Stated exercise
Only the number is wanted: how many lines contain "Angstrom"?

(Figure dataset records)
════
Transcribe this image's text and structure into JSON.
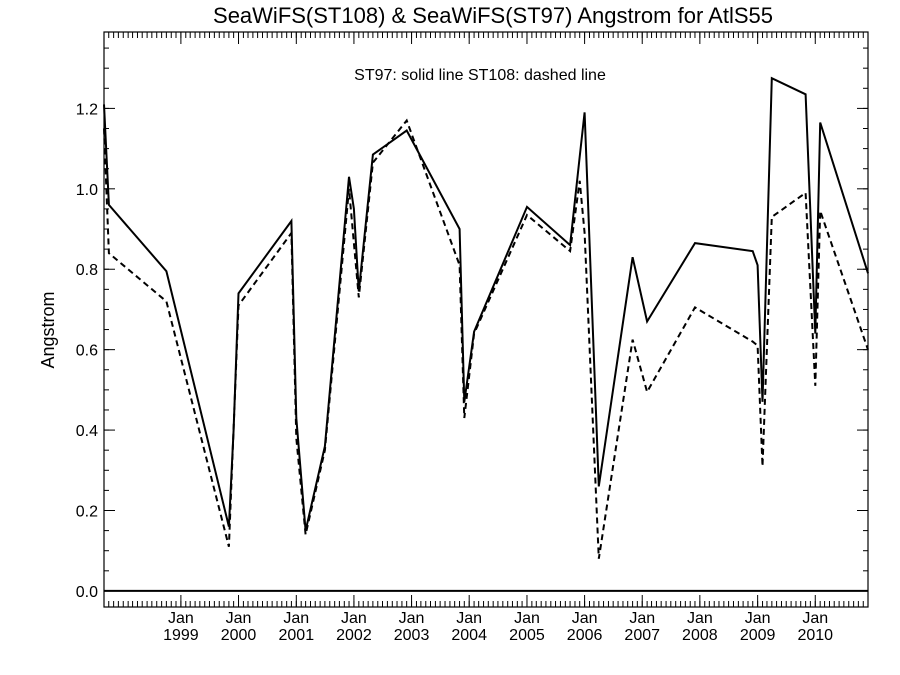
{
  "chart_data": {
    "type": "line",
    "title": "SeaWiFS(ST108) & SeaWiFS(ST97)  Angstrom for AtlS55",
    "annotation": "ST97: solid line   ST108: dashed line",
    "xlabel": "",
    "ylabel": "Angstrom",
    "xlim": [
      "1997-09-01",
      "2010-12-01"
    ],
    "ylim": [
      -0.04,
      1.39
    ],
    "yticks": [
      0.0,
      0.2,
      0.4,
      0.6,
      0.8,
      1.0,
      1.2
    ],
    "ytick_labels": [
      "0.0",
      "0.2",
      "0.4",
      "0.6",
      "0.8",
      "1.0",
      "1.2"
    ],
    "xticks": [
      {
        "month": "Jan",
        "year": "1999",
        "date": "1999-01-01"
      },
      {
        "month": "Jan",
        "year": "2000",
        "date": "2000-01-01"
      },
      {
        "month": "Jan",
        "year": "2001",
        "date": "2001-01-01"
      },
      {
        "month": "Jan",
        "year": "2002",
        "date": "2002-01-01"
      },
      {
        "month": "Jan",
        "year": "2003",
        "date": "2003-01-01"
      },
      {
        "month": "Jan",
        "year": "2004",
        "date": "2004-01-01"
      },
      {
        "month": "Jan",
        "year": "2005",
        "date": "2005-01-01"
      },
      {
        "month": "Jan",
        "year": "2006",
        "date": "2006-01-01"
      },
      {
        "month": "Jan",
        "year": "2007",
        "date": "2007-01-01"
      },
      {
        "month": "Jan",
        "year": "2008",
        "date": "2008-01-01"
      },
      {
        "month": "Jan",
        "year": "2009",
        "date": "2009-01-01"
      },
      {
        "month": "Jan",
        "year": "2010",
        "date": "2010-01-01"
      }
    ],
    "reference_line": {
      "y": 0.0
    },
    "series": [
      {
        "name": "ST97",
        "style": "solid",
        "color": "#000000",
        "x": [
          "1997-09-01",
          "1997-10-02",
          "1998-10-01",
          "1999-11-01",
          "1999-12-01",
          "2000-01-01",
          "2000-12-01",
          "2001-01-01",
          "2001-03-01",
          "2001-07-01",
          "2001-12-01",
          "2002-01-01",
          "2002-02-01",
          "2002-05-01",
          "2002-12-01",
          "2003-11-01",
          "2003-12-01",
          "2004-02-01",
          "2005-01-01",
          "2005-10-01",
          "2005-12-01",
          "2006-01-01",
          "2006-04-01",
          "2006-11-01",
          "2007-02-01",
          "2007-12-01",
          "2008-12-01",
          "2009-01-01",
          "2009-02-01",
          "2009-04-01",
          "2009-11-01",
          "2010-01-01",
          "2010-02-01",
          "2010-12-01"
        ],
        "y": [
          1.21,
          0.96,
          0.795,
          0.16,
          0.4,
          0.74,
          0.92,
          0.43,
          0.15,
          0.36,
          1.03,
          0.95,
          0.745,
          1.085,
          1.145,
          0.9,
          0.47,
          0.645,
          0.955,
          0.86,
          1.08,
          1.19,
          0.26,
          0.83,
          0.67,
          0.865,
          0.845,
          0.81,
          0.47,
          1.275,
          1.235,
          0.64,
          1.165,
          0.79
        ]
      },
      {
        "name": "ST108",
        "style": "dashed",
        "color": "#000000",
        "x": [
          "1997-09-01",
          "1997-10-02",
          "1998-10-01",
          "1999-11-01",
          "2000-01-01",
          "2000-12-01",
          "2001-01-01",
          "2001-03-01",
          "2001-07-01",
          "2001-12-01",
          "2002-02-01",
          "2002-05-01",
          "2002-12-01",
          "2003-11-01",
          "2003-12-01",
          "2004-02-01",
          "2005-01-01",
          "2005-10-01",
          "2005-12-01",
          "2006-01-01",
          "2006-04-01",
          "2006-11-01",
          "2007-02-01",
          "2007-12-01",
          "2008-12-01",
          "2009-01-01",
          "2009-02-01",
          "2009-04-01",
          "2009-11-01",
          "2010-01-01",
          "2010-02-01",
          "2010-12-01"
        ],
        "y": [
          1.15,
          0.84,
          0.72,
          0.11,
          0.71,
          0.89,
          0.38,
          0.14,
          0.35,
          1.0,
          0.73,
          1.065,
          1.17,
          0.81,
          0.43,
          0.64,
          0.935,
          0.845,
          1.02,
          0.89,
          0.08,
          0.625,
          0.495,
          0.705,
          0.62,
          0.61,
          0.31,
          0.93,
          0.99,
          0.51,
          0.945,
          0.6
        ]
      }
    ]
  }
}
════
Task solution
2